» Brief 1:
Retype the entries starting at the first one and ending at the line that contains "type-select-value: Фіскальний реєстратор: [560, 65, 711, 81]", both included.

» Text shown:

╭──

Our guideline: ensure at least two of the following three elements differ between the fatigued original and the replacement: (1) primary visual (hero image, video opening, color scheme), (2) headline or hook text, (3) offer framing or CTA structure. Changing all three is ideal. Changing only one is insufficient.


Implementation Architecture

The entropy-based fatigue detection system has four layers: data ingestion, entropy computation, threshold monitoring, and action orchestration. Each can be implemented at varying levels of sophistication.

Layer 1: Data Ingestion

The system needs granular engagement data, not aggregate metrics. Specifically, it needs event-level data bucketed by time window (hourly or daily), segmented by at least device type and placement. The minimum viable data inputs are:

  • Impression count by time bucket
  • Click count by time bucket
  • Video view completion by quartile (for video formats)
  • Landing page session duration by bucket (0-5s, 5-15s, 15-30s, 30-60s, 60s+)
  • Conversion count by time bucket

For Meta, this data is available through the Marketing API's Insights endpoint with breakdowns by hourly stat, device, and publisher platform. For Google Ads, the AdWords API provides similar breakdowns. TikTok's Reporting API and LinkedIn's Marketing Analytics API offer comparable granularity with some differences in available dimensions.

The ingestion cadence should be at least daily. Hourly is better for high-spend campaigns where a single day of undetected fatigue represents meaningful waste. For most accounts, a daily ETL job running in the early morning (after the previous day's data finalizes) is sufficient.

Layer 2: Entropy Computation

For each creative, for each day, compute Shannon entropy across each engagement dimension. Here is a Python implementation of the CHI computation pipeline:

import numpy as np
import pandas as pd
from scipy.stats import entropy
 
def compute_shannon_entropy(counts: np.ndarray) -> float:
    """Compute normalized Shannon entropy from engagement counts."""

╰──

(Entries from a dataset)

╭──

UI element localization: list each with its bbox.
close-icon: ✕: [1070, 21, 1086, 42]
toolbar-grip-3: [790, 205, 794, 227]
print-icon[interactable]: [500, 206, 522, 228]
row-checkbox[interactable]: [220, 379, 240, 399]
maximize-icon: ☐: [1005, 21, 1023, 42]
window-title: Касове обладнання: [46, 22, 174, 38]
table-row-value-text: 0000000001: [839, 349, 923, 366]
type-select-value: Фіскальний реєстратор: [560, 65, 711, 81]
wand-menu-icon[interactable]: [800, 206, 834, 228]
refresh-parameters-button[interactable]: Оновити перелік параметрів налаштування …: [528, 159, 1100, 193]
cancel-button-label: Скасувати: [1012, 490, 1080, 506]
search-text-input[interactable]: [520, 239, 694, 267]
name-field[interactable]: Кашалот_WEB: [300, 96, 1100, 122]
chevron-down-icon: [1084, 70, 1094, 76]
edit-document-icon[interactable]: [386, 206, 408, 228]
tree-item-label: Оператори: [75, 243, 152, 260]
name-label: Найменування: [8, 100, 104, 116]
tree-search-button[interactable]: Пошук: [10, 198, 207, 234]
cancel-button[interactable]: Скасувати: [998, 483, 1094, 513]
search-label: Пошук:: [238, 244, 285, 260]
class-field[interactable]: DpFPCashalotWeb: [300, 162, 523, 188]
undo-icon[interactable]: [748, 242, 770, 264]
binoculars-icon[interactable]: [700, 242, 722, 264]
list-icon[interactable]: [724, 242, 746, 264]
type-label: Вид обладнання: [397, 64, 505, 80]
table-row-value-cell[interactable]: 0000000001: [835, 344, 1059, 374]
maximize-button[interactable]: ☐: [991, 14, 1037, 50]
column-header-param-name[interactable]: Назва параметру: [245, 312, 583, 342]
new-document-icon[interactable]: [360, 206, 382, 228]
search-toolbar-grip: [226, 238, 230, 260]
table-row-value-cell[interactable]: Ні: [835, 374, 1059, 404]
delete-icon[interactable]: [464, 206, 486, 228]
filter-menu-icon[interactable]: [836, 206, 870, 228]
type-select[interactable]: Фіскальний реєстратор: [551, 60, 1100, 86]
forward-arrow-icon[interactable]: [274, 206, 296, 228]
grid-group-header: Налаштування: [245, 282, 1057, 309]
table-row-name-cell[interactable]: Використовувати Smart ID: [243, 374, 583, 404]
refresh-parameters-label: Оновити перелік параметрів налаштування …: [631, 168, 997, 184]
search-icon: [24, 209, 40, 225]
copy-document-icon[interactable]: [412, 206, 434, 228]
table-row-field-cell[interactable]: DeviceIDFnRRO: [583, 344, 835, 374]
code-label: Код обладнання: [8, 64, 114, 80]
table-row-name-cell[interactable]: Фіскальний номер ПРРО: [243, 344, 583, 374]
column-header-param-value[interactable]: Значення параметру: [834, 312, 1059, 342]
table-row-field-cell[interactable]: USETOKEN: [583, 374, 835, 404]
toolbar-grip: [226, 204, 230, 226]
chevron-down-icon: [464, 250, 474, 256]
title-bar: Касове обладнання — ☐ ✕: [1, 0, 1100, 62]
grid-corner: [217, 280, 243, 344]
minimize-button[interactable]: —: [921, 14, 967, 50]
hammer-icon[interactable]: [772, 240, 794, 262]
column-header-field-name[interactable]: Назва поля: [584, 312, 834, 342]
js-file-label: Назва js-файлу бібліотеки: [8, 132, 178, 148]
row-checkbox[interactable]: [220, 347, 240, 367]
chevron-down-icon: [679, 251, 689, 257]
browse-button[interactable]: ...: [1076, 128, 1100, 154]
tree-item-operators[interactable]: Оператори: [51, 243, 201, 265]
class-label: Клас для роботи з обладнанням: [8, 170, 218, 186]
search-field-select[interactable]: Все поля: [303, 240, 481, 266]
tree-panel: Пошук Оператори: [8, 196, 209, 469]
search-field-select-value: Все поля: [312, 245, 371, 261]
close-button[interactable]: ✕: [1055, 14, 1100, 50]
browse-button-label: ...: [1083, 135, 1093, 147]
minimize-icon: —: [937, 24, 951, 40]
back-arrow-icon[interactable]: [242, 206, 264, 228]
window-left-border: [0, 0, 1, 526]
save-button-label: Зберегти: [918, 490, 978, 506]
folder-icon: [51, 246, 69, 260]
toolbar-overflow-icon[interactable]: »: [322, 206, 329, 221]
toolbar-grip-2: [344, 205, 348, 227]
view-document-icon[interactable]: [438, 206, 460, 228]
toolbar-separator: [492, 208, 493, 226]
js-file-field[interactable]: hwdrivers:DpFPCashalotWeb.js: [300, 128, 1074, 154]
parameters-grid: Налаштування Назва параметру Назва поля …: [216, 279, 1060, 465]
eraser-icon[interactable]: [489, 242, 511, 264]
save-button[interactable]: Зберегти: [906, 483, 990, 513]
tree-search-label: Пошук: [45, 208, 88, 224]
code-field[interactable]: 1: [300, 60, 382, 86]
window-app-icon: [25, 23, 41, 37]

╰──

» Brief 2:
Echo the passage of the creative fatigue detection text starting at "The entropy-based fatigue" and ending at "15-30s, 30-60s, 60s+)", without any changes.

» Solution 1:
UI element localization: list each with its bbox.
close-icon: ✕: [1070, 21, 1086, 42]
toolbar-grip-3: [790, 205, 794, 227]
print-icon[interactable]: [500, 206, 522, 228]
row-checkbox[interactable]: [220, 379, 240, 399]
maximize-icon: ☐: [1005, 21, 1023, 42]
window-title: Касове обладнання: [46, 22, 174, 38]
table-row-value-text: 0000000001: [839, 349, 923, 366]
type-select-value: Фіскальний реєстратор: [560, 65, 711, 81]

» Solution 2:
The entropy-based fatigue detection system has four layers: data ingestion, entropy computation, threshold monitoring, and action orchestration. Each can be implemented at varying levels of sophistication.

Layer 1: Data Ingestion

The system needs granular engagement data, not aggregate metrics. Specifically, it needs event-level data bucketed by time window (hourly or daily), segmented by at least device type and placement. The minimum viable data inputs are:

  • Impression count by time bucket
  • Click count by time bucket
  • Video view completion by quartile (for video formats)
  • Landing page session duration by bucket (0-5s, 5-15s, 15-30s, 30-60s, 60s+)